## TASK DESCRIPTION
Show all lines holding "then".

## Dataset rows
• • • • •

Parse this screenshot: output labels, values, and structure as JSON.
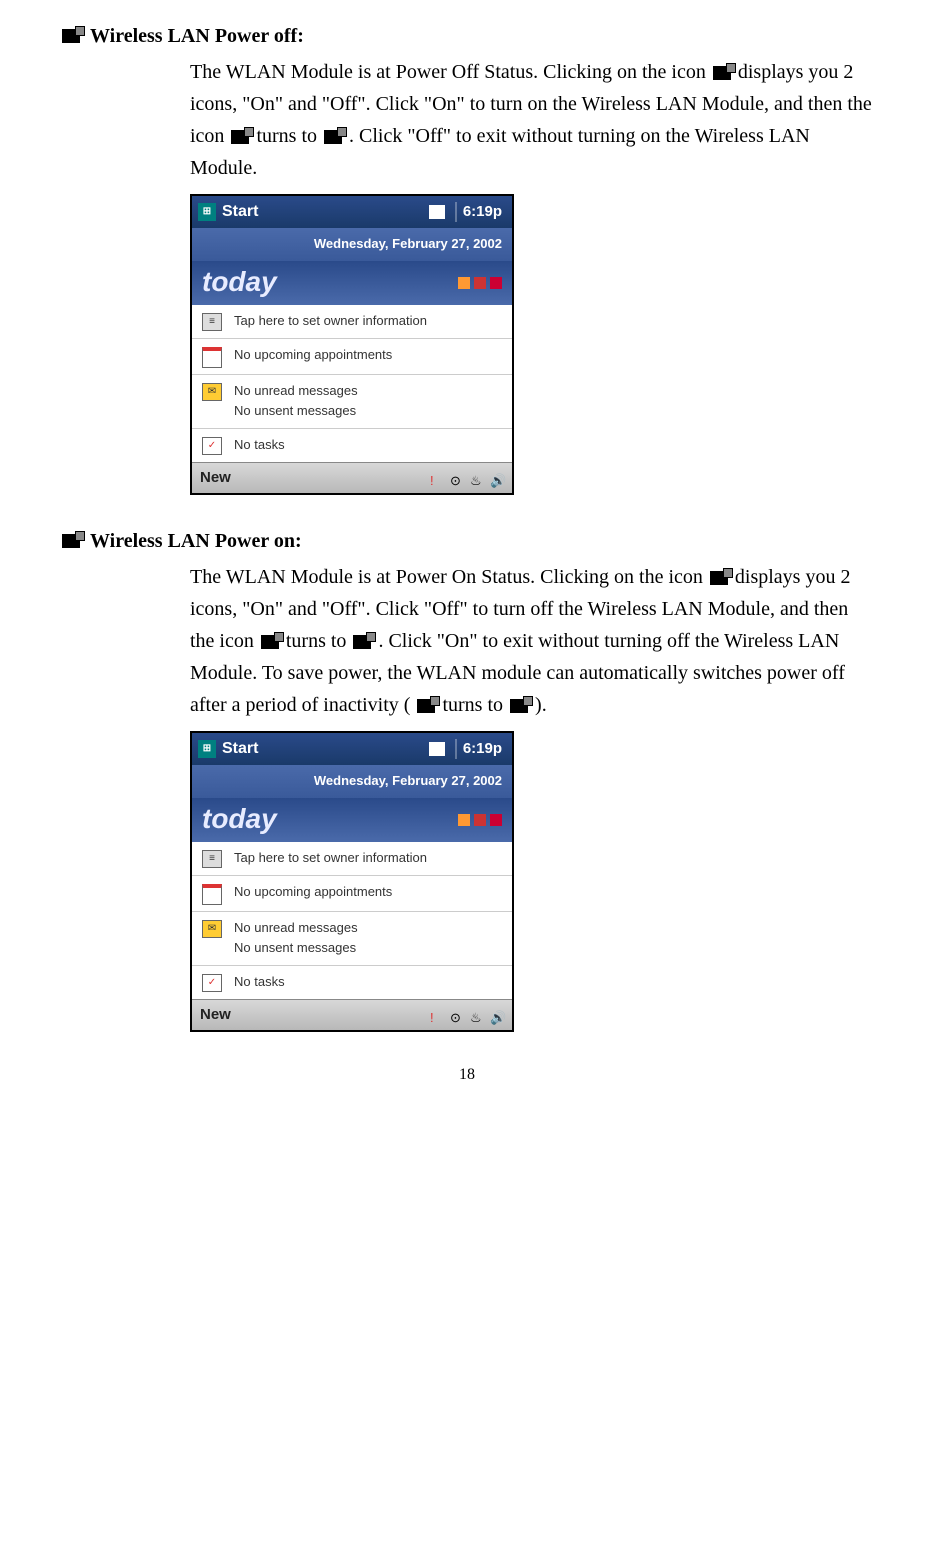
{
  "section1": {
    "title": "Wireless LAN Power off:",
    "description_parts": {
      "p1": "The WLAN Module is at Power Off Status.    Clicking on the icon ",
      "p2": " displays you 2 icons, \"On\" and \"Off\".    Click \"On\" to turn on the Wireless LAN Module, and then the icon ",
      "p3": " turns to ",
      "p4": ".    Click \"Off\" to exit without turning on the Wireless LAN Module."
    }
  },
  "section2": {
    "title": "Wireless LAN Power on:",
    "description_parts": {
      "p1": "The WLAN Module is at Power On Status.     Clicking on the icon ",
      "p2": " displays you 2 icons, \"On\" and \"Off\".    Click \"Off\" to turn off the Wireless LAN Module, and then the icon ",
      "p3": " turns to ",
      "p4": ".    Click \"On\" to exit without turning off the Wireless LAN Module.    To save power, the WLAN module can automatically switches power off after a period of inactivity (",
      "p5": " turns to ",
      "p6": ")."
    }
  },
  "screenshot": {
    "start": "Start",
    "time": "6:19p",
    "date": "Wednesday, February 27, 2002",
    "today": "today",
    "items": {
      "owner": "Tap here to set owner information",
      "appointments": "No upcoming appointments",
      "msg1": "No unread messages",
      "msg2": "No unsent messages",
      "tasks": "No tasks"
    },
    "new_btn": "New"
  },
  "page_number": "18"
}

• • • • •

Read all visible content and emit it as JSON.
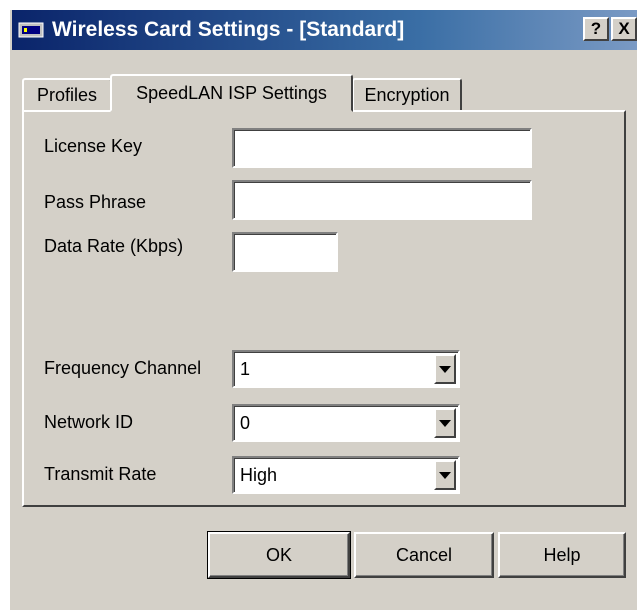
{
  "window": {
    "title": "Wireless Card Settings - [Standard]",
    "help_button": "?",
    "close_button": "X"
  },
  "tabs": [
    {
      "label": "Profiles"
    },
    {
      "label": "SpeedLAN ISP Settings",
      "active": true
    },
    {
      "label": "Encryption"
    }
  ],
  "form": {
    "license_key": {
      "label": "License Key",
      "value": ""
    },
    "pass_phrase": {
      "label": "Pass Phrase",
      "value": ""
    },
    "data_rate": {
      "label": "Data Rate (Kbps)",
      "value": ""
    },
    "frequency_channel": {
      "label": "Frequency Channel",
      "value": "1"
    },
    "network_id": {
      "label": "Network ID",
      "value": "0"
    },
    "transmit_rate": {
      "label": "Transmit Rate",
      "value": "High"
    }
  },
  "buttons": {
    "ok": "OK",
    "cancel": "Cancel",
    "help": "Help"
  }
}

• • • • •

## WORKED ANSWER
      "p2": " displays you 2 icons, \"On\" and \"Off\".    Click \"On\" to turn on the Wireless LAN Module, and then the icon ",
      "p2": " displays you 2 icons, \"On\" and \"Off\".    Click \"Off\" to turn off the Wireless LAN Module, and then the icon ",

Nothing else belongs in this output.